> _SHORT EXERCISE_
Lines holding the string "点燃酒精灯时" are the ones to copy; find them all in the data.

> _RECORDS SHOWN_
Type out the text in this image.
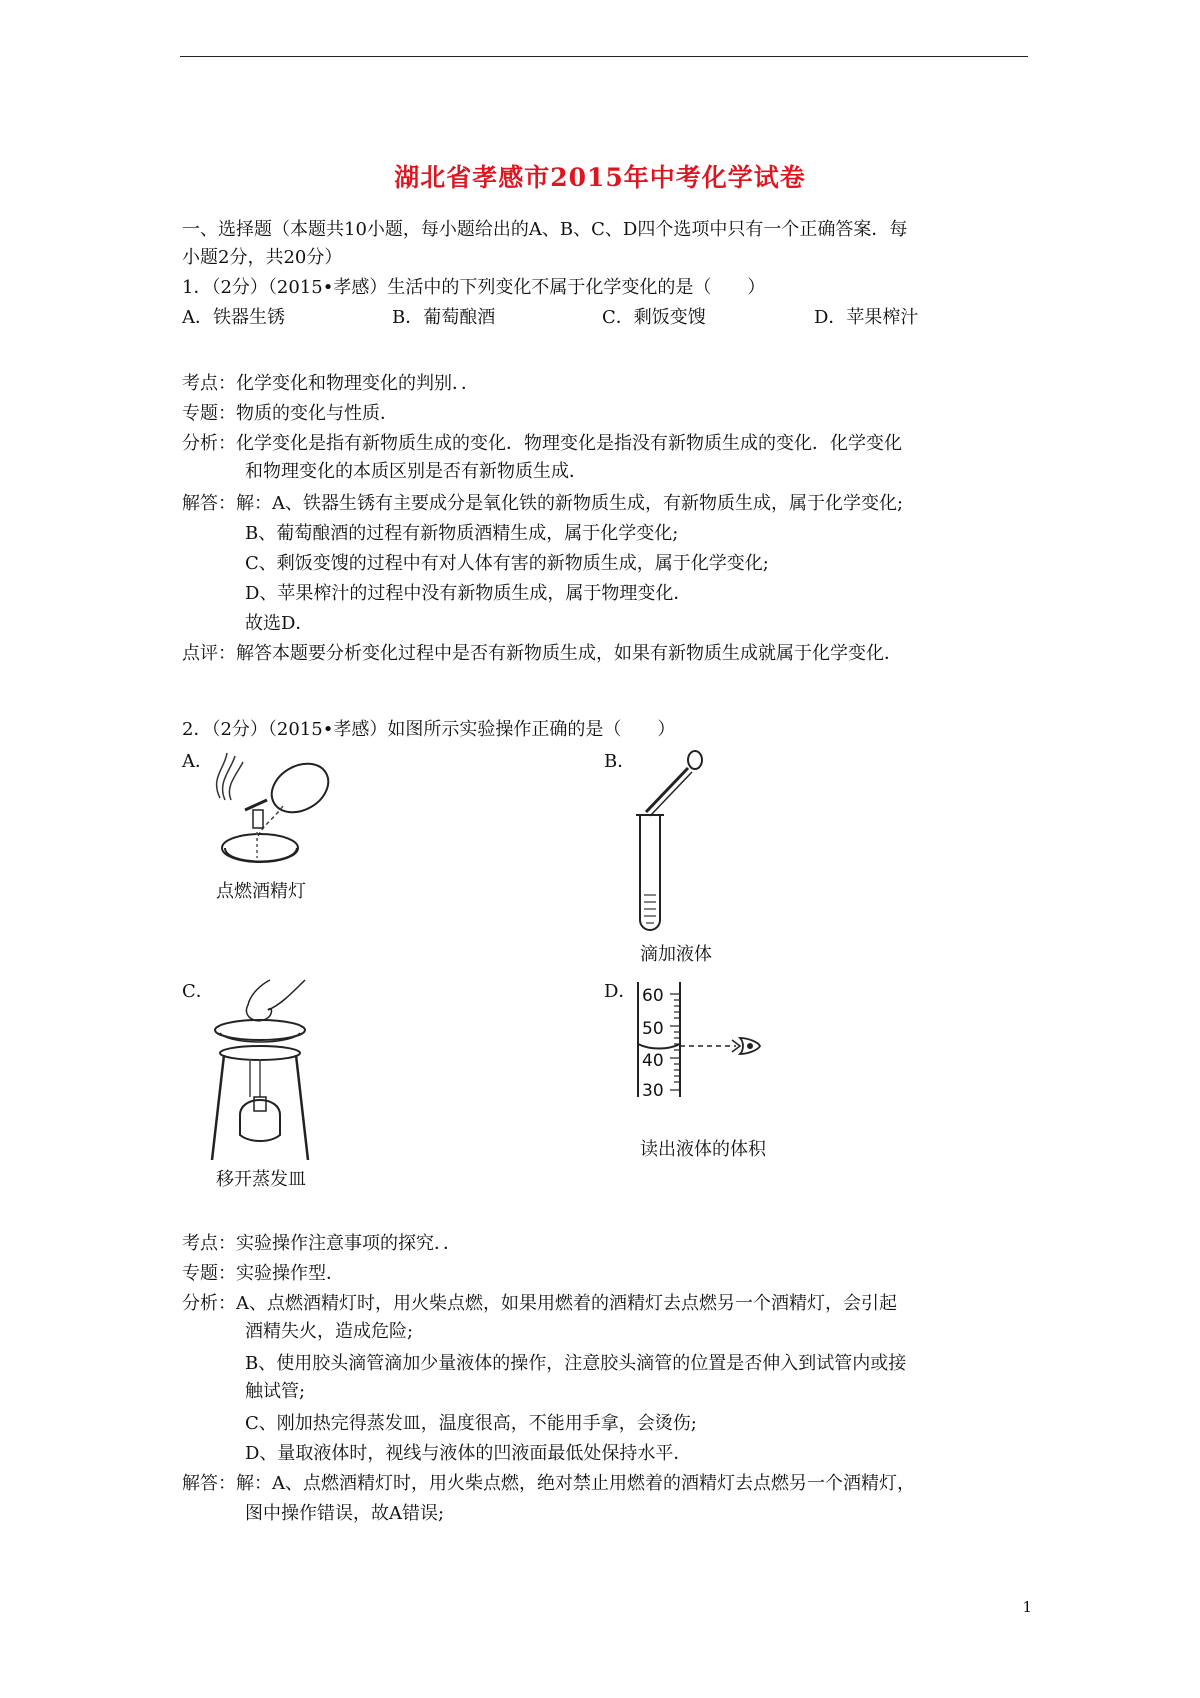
湖北省孝感市2015年中考化学试卷
一、选择题（本题共10小题，每小题给出的A、B、C、D四个选项中只有一个正确答案．每
小题2分，共20分）
1．（2分）（2015•孝感）生活中的下列变化不属于化学变化的是（　　）
A．铁器生锈	B．葡萄酿酒	C．剩饭变馊	D．苹果榨汁
考点：化学变化和物理变化的判别．．
专题：物质的变化与性质．
分析：化学变化是指有新物质生成的变化．物理变化是指没有新物质生成的变化．化学变化
和物理变化的本质区别是否有新物质生成．
解答：解：A、铁器生锈有主要成分是氧化铁的新物质生成，有新物质生成，属于化学变化;
B、葡萄酿酒的过程有新物质酒精生成，属于化学变化;
C、剩饭变馊的过程中有对人体有害的新物质生成，属于化学变化;
D、苹果榨汁的过程中没有新物质生成，属于物理变化．
故选D．
点评：解答本题要分析变化过程中是否有新物质生成，如果有新物质生成就属于化学变化．
2．（2分）（2015•孝感）如图所示实验操作正确的是（　　）
A．
点燃酒精灯
B．
滴加液体
C．
移开蒸发皿
D． 60
50
40
30
读出液体的体积
考点：实验操作注意事项的探究．．
专题：实验操作型．
分析：A、点燃酒精灯时，用火柴点燃，如果用燃着的酒精灯去点燃另一个酒精灯，会引起
酒精失火，造成危险;
B、使用胶头滴管滴加少量液体的操作，注意胶头滴管的位置是否伸入到试管内或接
触试管;
C、刚加热完得蒸发皿，温度很高，不能用手拿，会烫伤;
D、量取液体时，视线与液体的凹液面最低处保持水平．
解答：解：A、点燃酒精灯时，用火柴点燃，绝对禁止用燃着的酒精灯去点燃另一个酒精灯，
图中操作错误，故A错误;
1
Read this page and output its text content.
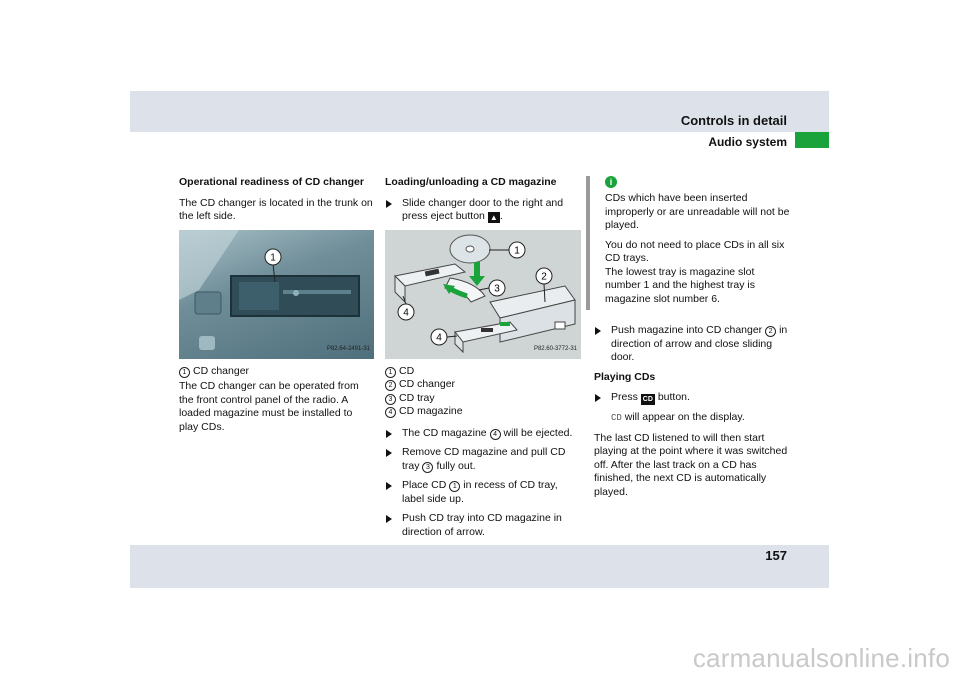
Controls in detail
Audio system

Operational readiness of CD changer

The CD changer is located in the trunk on the left side.

1
P82.64-2491-31
1 CD changer

The CD changer can be operated from the front control panel of the radio. A loaded magazine must be installed to play CDs.

Loading/unloading a CD magazine

Slide changer door to the right and press eject button ▲ .

1
2
3
4
4
P82.60-3772-31
1 CD
2 CD changer
3 CD tray
4 CD magazine

The CD magazine 4 will be ejected.

Remove CD magazine and pull CD tray 3 fully out.

Place CD 1 in recess of CD tray, label side up.

Push CD tray into CD magazine in direction of arrow.

i

CDs which have been inserted improperly or are unreadable will not be played.

You do not need to place CDs in all six CD trays.

The lowest tray is magazine slot number 1 and the highest tray is magazine slot number 6.

Push magazine into CD changer 2 in direction of arrow and close sliding door.

Playing CDs

Press CD button.

CD will appear on the display.

The last CD listened to will then start playing at the point where it was switched off. After the last track on a CD has finished, the next CD is automatically played.

157
carmanualsonline.info
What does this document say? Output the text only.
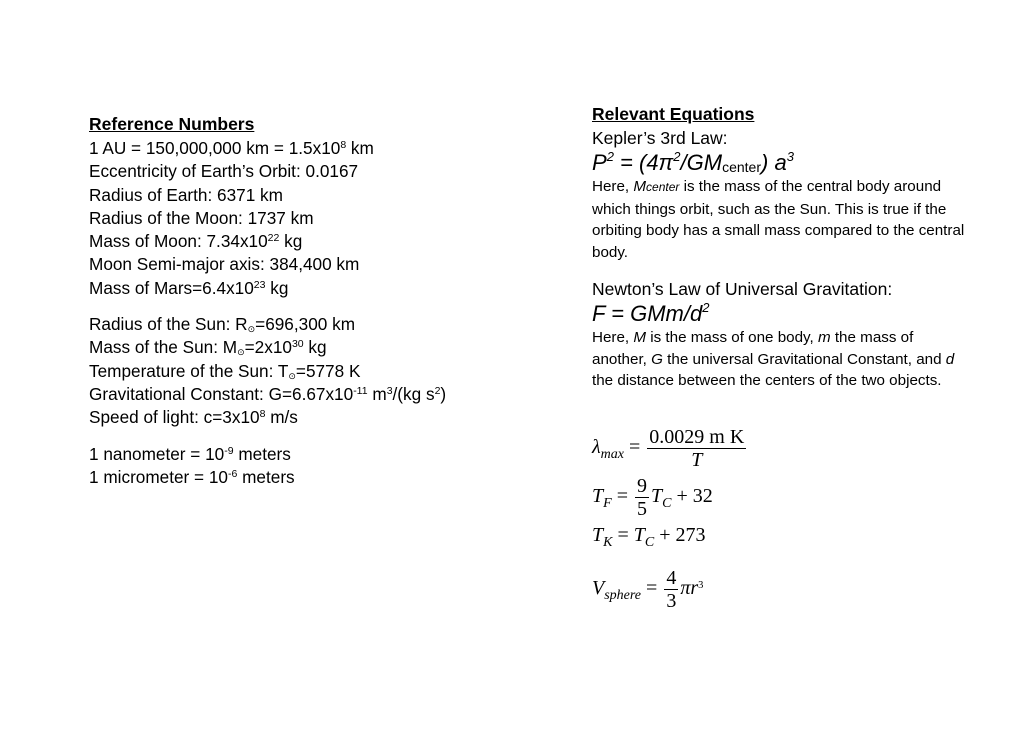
Reference Numbers
1 AU = 150,000,000 km = $1.5x10^8$ km
Eccentricity of Earth’s Orbit: 0.0167
Radius of Earth: 6371 km
Radius of the Moon: 1737 km
Mass of Moon: $7.34x10^{22}$ kg
Moon Semi-major axis: 384,400 km
Mass of $Mars=6.4x10^{23}$ kg
Radius of the Sun: R⊙=696,300 km
Mass of the Sun: $M⊙=2x10^{30}$ kg
Temperature of the Sun: T⊙=5778 K
Gravitational Constant: $G=6.67x10^{-11}$ $m^3/(kg$ $s^2$)
Speed of light: $c=3x10^8$ m/s
1 nanometer = $10^{-9}$ meters
1 micrometer = $10^{-6}$ meters
Relevant Equations
Kepler’s 3rd Law:
$P^2$ = $(4\pi^2/GMcenter)$ $a^3$
Here, Mcenter is the mass of the central body around which things orbit, such as the Sun. This is true if the orbiting body has a small mass compared to the central body.
Newton’s Law of Universal Gravitation:
F = GMm/$d^2$
Here, M is the mass of one body, m the mass of another, G the universal Gravitational Constant, and d the distance between the centers of the two objects.
$\lambda_{max} = \frac{\text{0.0029 m K}}{T}$
$T_F = \frac{9}{5} T_C + 32$
$T_K = T_C + 273$
$V_{sphere} = \frac{4}{3} \pi r^3$
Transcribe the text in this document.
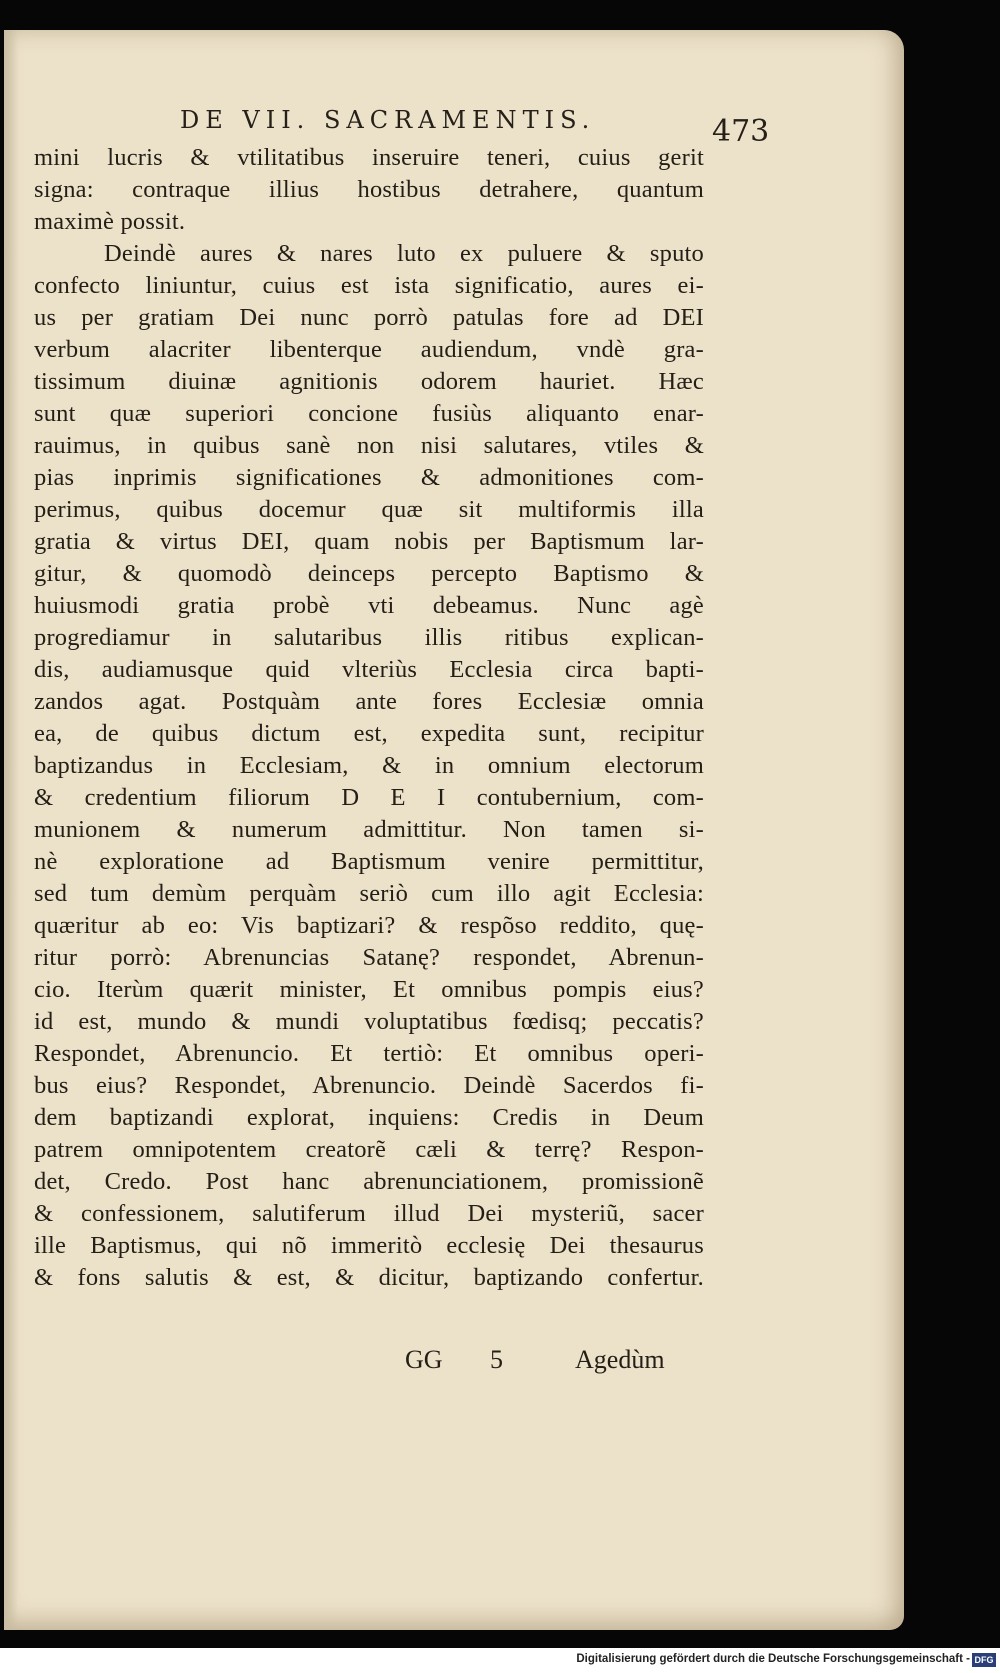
DE VII. SACRAMENTIS.	473
mini lucris & vtilitatibus inseruire teneri, cuius gerit
signa: contraque illius hostibus detrahere, quantum
maximè possit.
Deindè aures & nares luto ex puluere & sputo
confecto liniuntur, cuius est ista significatio, aures ei-
us per gratiam Dei nunc porrò patulas fore ad DEI
verbum alacriter libenterque audiendum, vndè gra-
tissimum diuinæ agnitionis odorem hauriet. Hæc
sunt quæ superiori concione fusiùs aliquanto enar-
rauimus, in quibus sanè non nisi salutares, vtiles &
pias inprimis significationes & admonitiones com-
perimus, quibus docemur quæ sit multiformis illa
gratia & virtus DEI, quam nobis per Baptismum lar-
gitur, & quomodò deinceps percepto Baptismo &
huiusmodi gratia probè vti debeamus. Nunc agè
progrediamur in salutaribus illis ritibus explican-
dis, audiamusque quid vlteriùs Ecclesia circa bapti-
zandos agat. Postquàm ante fores Ecclesiæ omnia
ea, de quibus dictum est, expedita sunt, recipitur
baptizandus in Ecclesiam, & in omnium electorum
& credentium filiorum D E I contubernium, com-
munionem & numerum admittitur. Non tamen si-
nè exploratione ad Baptismum venire permittitur,
sed tum demùm perquàm seriò cum illo agit Ecclesia:
quæritur ab eo: Vis baptizari? & respõso reddito, quę-
ritur porrò: Abrenuncias Satanę? respondet, Abrenun-
cio. Iterùm quærit minister, Et omnibus pompis eius?
id est, mundo & mundi voluptatibus fœdisq; peccatis?
Respondet, Abrenuncio. Et tertiò: Et omnibus operi-
bus eius? Respondet, Abrenuncio. Deindè Sacerdos fi-
dem baptizandi explorat, inquiens: Credis in Deum
patrem omnipotentem creatorẽ cæli & terrę? Respon-
det, Credo. Post hanc abrenunciationem, promissionẽ
& confessionem, salutiferum illud Dei mysteriũ, sacer
ille Baptismus, qui nõ immeritò ecclesię Dei thesaurus
& fons salutis & est, & dicitur, baptizando confertur.
GG 5	Agedùm
Digitalisierung gefördert durch die Deutsche Forschungsgemeinschaft - DFG
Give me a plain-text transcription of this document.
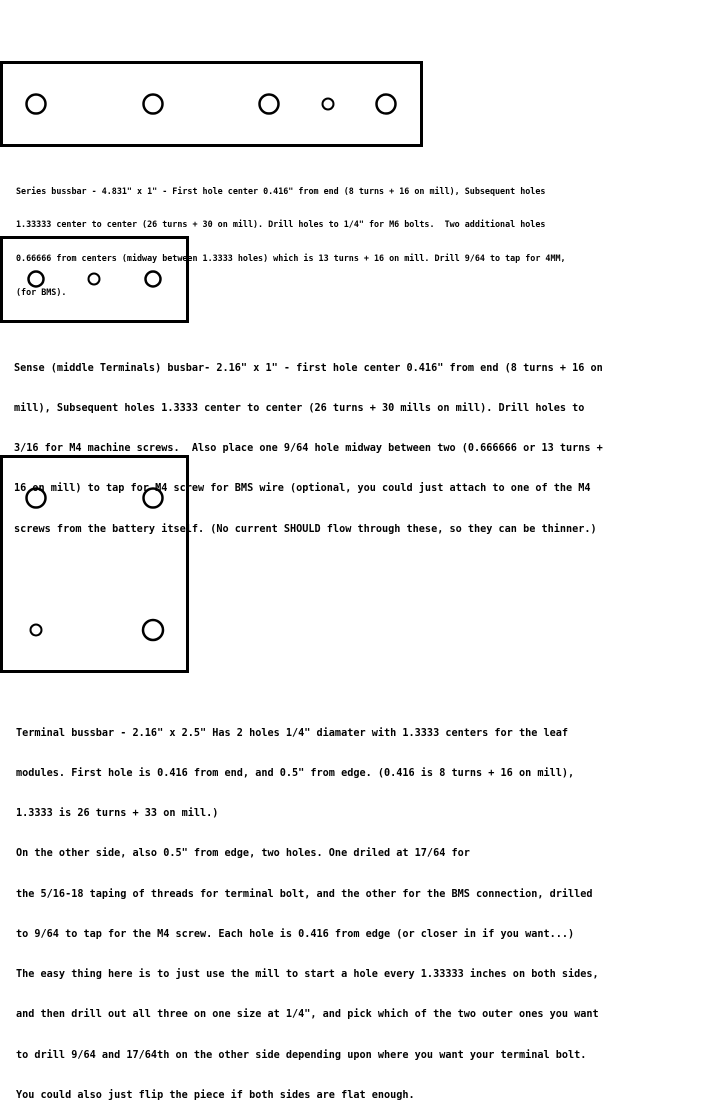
Series bussbar - 4.831" x 1" - First hole center 0.416" from end (8 turns + 16 on mill), Subsequent holes

1.33333 center to center (26 turns + 30 on mill). Drill holes to 1/4" for M6 bolts.  Two additional holes

0.66666 from centers (midway between 1.3333 holes) which is 13 turns + 16 on mill. Drill 9/64 to tap for 4MM,

(for BMS).

Sense (middle Terminals) busbar- 2.16" x 1" - first hole center 0.416" from end (8 turns + 16 on

mill), Subsequent holes 1.3333 center to center (26 turns + 30 mills on mill). Drill holes to

3/16 for M4 machine screws.  Also place one 9/64 hole midway between two (0.666666 or 13 turns +

16 on mill) to tap for M4 screw for BMS wire (optional, you could just attach to one of the M4

screws from the battery itself. (No current SHOULD flow through these, so they can be thinner.)

Terminal bussbar - 2.16" x 2.5" Has 2 holes 1/4" diamater with 1.3333 centers for the leaf

modules. First hole is 0.416 from end, and 0.5" from edge. (0.416 is 8 turns + 16 on mill),

1.3333 is 26 turns + 33 on mill.)

On the other side, also 0.5" from edge, two holes. One driled at 17/64 for

the 5/16-18 taping of threads for terminal bolt, and the other for the BMS connection, drilled

to 9/64 to tap for the M4 screw. Each hole is 0.416 from edge (or closer in if you want...)

The easy thing here is to just use the mill to start a hole every 1.33333 inches on both sides,

and then drill out all three on one size at 1/4", and pick which of the two outer ones you want

to drill 9/64 and 17/64th on the other side depending upon where you want your terminal bolt.

You could also just flip the piece if both sides are flat enough.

> _RESULT OF THIS EXERCISE_
分析：A、点燃酒精灯时，用火柴点燃，如果用燃着的酒精灯去点燃另一个酒精灯，会引起
解答：解：A、点燃酒精灯时，用火柴点燃，绝对禁止用燃着的酒精灯去点燃另一个酒精灯，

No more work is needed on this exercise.